<<<<

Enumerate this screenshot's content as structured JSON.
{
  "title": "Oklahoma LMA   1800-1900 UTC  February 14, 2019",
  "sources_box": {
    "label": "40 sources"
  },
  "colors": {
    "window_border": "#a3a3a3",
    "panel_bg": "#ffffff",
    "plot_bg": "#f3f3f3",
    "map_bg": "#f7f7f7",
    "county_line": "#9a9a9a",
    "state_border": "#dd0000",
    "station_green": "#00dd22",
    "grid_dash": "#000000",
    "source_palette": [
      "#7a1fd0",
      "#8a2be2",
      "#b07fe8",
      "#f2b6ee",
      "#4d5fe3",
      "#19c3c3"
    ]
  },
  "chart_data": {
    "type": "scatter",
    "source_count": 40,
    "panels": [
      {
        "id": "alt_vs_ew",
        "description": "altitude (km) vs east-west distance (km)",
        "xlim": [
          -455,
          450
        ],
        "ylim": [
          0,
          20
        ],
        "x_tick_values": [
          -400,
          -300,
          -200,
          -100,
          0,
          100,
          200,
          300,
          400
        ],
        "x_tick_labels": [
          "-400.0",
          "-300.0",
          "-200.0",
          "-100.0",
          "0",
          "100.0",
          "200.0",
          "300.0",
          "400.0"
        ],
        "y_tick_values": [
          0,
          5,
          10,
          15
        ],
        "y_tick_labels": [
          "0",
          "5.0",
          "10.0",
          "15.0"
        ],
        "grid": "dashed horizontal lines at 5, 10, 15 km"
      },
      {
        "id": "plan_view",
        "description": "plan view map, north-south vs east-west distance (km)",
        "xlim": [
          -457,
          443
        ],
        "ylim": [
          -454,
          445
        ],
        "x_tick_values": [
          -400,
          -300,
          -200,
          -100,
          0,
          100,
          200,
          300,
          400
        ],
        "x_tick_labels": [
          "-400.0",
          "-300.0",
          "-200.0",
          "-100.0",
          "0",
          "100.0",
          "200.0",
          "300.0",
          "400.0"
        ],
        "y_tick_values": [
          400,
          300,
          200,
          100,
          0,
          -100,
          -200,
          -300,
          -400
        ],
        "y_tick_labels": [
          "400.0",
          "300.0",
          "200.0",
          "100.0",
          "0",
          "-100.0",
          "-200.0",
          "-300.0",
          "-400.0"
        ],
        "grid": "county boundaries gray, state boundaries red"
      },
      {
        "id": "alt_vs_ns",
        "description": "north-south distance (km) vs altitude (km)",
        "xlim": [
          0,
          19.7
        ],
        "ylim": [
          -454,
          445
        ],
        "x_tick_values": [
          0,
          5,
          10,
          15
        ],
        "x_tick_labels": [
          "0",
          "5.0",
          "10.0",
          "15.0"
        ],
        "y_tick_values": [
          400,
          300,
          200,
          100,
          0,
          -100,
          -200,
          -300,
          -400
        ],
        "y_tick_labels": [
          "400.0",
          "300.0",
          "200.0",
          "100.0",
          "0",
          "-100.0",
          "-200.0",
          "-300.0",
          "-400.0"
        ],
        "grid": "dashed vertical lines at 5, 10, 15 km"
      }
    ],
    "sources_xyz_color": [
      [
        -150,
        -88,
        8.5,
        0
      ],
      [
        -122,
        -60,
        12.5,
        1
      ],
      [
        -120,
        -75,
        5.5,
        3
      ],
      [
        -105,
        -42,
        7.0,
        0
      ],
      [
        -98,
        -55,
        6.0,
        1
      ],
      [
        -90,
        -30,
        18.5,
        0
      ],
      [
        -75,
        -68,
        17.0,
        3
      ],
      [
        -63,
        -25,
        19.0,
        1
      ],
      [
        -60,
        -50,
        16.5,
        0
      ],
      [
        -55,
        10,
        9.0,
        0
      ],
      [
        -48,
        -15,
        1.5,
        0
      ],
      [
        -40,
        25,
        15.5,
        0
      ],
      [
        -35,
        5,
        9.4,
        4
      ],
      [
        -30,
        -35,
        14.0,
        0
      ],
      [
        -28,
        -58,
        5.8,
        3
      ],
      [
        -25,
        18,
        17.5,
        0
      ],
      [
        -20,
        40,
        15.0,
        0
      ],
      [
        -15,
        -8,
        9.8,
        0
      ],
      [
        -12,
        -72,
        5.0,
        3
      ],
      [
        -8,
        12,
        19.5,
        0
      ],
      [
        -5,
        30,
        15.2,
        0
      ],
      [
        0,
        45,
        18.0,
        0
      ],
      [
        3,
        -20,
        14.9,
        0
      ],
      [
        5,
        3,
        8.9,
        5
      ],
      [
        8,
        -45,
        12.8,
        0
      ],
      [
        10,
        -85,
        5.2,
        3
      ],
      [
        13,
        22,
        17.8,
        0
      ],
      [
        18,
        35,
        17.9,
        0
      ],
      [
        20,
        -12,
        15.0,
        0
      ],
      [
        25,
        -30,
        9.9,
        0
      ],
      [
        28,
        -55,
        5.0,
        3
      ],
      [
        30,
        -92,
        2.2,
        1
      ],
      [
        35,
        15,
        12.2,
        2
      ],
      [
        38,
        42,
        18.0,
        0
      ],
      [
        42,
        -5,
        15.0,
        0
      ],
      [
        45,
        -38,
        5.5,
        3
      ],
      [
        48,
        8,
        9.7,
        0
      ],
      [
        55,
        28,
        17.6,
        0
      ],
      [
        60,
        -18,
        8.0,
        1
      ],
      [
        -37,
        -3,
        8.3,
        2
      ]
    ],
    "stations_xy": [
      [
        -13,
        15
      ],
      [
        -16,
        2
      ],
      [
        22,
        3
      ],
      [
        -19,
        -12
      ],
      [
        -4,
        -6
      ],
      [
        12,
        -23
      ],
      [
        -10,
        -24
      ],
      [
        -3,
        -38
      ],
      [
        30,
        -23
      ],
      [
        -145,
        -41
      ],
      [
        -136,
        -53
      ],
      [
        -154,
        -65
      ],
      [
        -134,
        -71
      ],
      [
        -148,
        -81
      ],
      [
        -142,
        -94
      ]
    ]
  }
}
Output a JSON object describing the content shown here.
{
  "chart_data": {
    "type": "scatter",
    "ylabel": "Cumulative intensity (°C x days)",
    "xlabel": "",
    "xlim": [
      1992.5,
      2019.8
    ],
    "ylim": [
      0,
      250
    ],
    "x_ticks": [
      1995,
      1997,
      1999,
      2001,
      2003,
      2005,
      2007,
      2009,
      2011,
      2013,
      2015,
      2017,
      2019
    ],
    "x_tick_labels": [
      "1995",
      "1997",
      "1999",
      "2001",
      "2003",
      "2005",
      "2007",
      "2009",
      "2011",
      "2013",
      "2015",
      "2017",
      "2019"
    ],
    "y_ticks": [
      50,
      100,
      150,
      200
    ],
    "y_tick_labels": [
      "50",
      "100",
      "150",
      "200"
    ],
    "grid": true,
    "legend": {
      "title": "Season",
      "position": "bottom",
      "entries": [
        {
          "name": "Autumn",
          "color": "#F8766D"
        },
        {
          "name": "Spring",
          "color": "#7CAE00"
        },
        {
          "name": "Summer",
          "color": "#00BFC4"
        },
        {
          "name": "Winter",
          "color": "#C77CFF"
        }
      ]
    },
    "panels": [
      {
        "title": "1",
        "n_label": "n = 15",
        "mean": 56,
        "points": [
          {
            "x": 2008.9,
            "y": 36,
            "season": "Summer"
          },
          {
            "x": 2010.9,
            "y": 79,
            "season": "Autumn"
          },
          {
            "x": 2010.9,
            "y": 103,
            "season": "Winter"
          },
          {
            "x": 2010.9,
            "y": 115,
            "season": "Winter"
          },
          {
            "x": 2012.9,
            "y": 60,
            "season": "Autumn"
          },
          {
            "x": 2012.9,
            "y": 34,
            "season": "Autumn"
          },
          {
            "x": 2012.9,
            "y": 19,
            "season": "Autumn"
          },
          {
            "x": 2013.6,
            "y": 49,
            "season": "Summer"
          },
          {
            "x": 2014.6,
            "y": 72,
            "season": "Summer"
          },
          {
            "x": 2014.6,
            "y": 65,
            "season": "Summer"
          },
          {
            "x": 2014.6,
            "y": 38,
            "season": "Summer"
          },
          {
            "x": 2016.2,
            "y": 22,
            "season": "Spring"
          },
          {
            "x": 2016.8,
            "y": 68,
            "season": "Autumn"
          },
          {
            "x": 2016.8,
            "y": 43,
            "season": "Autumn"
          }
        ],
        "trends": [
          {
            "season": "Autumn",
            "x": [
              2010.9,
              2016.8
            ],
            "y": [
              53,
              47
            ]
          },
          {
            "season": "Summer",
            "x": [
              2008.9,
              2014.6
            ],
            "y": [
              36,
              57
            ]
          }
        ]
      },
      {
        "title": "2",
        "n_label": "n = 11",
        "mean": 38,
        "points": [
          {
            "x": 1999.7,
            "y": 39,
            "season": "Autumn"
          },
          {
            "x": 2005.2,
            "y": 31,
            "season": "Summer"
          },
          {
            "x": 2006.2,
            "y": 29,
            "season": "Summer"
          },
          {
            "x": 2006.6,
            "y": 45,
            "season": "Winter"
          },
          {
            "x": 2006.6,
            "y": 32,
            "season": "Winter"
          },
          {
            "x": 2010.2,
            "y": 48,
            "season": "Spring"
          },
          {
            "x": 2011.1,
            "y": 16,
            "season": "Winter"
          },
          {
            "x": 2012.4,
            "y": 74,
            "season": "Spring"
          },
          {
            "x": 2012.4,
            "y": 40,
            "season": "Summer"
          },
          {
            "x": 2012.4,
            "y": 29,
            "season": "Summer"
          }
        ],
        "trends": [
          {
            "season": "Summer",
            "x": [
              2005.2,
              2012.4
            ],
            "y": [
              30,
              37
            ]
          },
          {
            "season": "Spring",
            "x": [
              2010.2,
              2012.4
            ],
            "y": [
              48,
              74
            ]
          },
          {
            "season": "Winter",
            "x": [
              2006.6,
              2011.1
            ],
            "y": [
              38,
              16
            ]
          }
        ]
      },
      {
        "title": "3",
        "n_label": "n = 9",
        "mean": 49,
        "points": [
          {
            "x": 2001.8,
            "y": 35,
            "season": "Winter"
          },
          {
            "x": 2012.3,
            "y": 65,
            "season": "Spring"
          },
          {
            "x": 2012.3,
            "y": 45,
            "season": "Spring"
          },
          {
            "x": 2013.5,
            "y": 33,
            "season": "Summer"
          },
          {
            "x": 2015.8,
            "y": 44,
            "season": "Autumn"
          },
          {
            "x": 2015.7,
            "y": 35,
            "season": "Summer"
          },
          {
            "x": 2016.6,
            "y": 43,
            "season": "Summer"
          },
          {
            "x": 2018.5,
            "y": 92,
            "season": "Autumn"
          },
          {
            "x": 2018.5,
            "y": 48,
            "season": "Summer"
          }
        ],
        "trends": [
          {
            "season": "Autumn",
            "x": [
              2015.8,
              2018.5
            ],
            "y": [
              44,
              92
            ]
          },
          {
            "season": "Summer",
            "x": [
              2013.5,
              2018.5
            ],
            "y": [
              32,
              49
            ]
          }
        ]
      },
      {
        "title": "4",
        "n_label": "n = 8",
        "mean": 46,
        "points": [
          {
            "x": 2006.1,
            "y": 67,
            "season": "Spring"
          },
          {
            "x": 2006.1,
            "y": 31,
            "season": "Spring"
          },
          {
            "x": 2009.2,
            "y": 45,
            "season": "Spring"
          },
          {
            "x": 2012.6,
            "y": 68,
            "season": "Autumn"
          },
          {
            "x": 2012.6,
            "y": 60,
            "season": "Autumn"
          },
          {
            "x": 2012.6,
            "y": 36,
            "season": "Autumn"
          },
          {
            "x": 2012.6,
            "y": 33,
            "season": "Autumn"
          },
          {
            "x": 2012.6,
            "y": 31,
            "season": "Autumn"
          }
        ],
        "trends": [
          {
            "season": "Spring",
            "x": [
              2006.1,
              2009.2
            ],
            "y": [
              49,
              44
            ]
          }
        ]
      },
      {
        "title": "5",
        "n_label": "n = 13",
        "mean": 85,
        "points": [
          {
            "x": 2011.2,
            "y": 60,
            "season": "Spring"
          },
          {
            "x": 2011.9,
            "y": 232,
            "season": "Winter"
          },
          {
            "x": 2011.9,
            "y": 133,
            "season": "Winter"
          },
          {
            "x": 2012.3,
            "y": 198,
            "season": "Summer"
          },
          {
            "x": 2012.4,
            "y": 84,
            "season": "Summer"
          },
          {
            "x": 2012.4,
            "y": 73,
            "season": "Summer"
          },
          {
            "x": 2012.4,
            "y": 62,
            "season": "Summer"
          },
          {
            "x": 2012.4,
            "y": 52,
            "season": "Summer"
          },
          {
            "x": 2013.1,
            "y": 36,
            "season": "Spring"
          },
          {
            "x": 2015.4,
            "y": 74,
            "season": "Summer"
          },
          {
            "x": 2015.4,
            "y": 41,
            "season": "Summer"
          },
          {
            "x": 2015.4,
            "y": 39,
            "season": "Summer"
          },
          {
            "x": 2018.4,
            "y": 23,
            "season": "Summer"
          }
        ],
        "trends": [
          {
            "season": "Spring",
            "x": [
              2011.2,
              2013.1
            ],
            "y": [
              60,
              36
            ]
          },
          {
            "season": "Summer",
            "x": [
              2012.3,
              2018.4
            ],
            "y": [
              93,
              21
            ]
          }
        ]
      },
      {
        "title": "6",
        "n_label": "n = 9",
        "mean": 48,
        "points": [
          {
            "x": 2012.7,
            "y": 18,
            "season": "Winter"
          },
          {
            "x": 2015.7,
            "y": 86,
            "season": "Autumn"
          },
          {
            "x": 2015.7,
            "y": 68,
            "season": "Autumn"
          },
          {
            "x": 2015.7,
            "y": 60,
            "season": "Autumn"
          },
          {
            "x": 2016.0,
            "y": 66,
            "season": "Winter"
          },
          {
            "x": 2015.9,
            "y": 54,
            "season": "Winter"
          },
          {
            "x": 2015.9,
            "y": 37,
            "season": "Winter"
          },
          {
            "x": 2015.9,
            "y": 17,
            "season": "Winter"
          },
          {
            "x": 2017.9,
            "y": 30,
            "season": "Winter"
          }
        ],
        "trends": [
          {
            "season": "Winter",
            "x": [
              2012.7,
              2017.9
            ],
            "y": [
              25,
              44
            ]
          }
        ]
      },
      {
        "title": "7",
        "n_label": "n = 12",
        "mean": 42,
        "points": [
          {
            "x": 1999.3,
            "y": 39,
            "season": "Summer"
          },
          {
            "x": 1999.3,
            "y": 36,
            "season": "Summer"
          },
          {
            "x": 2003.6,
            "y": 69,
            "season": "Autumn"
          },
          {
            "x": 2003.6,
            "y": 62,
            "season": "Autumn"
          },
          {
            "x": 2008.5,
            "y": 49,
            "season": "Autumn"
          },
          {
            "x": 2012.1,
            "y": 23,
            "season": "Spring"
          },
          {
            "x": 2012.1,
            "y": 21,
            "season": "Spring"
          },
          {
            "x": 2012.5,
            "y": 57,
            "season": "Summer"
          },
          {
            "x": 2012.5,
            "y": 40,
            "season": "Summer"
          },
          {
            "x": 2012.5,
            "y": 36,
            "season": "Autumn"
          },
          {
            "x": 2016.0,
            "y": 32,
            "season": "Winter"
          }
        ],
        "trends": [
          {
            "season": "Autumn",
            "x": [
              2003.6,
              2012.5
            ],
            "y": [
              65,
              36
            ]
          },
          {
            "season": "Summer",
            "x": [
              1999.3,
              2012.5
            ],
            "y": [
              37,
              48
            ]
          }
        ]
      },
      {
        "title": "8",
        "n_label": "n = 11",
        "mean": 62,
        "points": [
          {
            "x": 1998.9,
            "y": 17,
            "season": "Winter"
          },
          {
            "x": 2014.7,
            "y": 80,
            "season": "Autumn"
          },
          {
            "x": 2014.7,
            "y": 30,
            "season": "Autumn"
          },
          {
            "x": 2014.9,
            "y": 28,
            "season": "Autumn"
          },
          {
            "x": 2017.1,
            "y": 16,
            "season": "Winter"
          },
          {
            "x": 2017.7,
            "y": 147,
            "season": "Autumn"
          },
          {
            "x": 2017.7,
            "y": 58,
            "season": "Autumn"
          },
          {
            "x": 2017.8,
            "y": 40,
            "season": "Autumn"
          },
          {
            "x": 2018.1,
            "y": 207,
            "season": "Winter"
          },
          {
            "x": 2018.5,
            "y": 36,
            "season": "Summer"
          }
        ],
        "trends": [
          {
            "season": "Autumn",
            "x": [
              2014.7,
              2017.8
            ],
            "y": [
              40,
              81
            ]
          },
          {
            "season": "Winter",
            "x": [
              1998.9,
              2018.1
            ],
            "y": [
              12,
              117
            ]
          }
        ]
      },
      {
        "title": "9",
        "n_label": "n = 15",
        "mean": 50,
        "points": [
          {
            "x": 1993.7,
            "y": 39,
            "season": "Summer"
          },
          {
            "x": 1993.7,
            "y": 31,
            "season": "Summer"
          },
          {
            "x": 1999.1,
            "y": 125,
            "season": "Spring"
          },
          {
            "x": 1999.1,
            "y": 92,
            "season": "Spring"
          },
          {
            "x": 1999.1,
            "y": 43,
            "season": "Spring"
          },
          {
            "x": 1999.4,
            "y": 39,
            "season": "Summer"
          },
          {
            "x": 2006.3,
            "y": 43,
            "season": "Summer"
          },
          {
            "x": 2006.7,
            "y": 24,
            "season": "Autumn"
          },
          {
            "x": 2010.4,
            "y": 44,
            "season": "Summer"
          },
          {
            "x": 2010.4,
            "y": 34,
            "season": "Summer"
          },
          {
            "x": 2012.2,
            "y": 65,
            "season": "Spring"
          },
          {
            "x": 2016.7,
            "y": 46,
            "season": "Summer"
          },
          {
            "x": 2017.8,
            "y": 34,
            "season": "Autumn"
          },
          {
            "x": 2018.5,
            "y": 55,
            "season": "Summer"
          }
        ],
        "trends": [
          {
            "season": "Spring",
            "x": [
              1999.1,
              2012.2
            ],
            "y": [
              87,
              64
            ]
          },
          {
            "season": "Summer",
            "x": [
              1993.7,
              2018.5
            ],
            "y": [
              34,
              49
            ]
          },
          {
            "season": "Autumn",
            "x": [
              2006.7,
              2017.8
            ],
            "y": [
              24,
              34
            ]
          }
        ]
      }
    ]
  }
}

>>>>

### Task instructions:
Count how many lines in the data above hold the string "description", and give the number with no other words.

### Correct answer:
3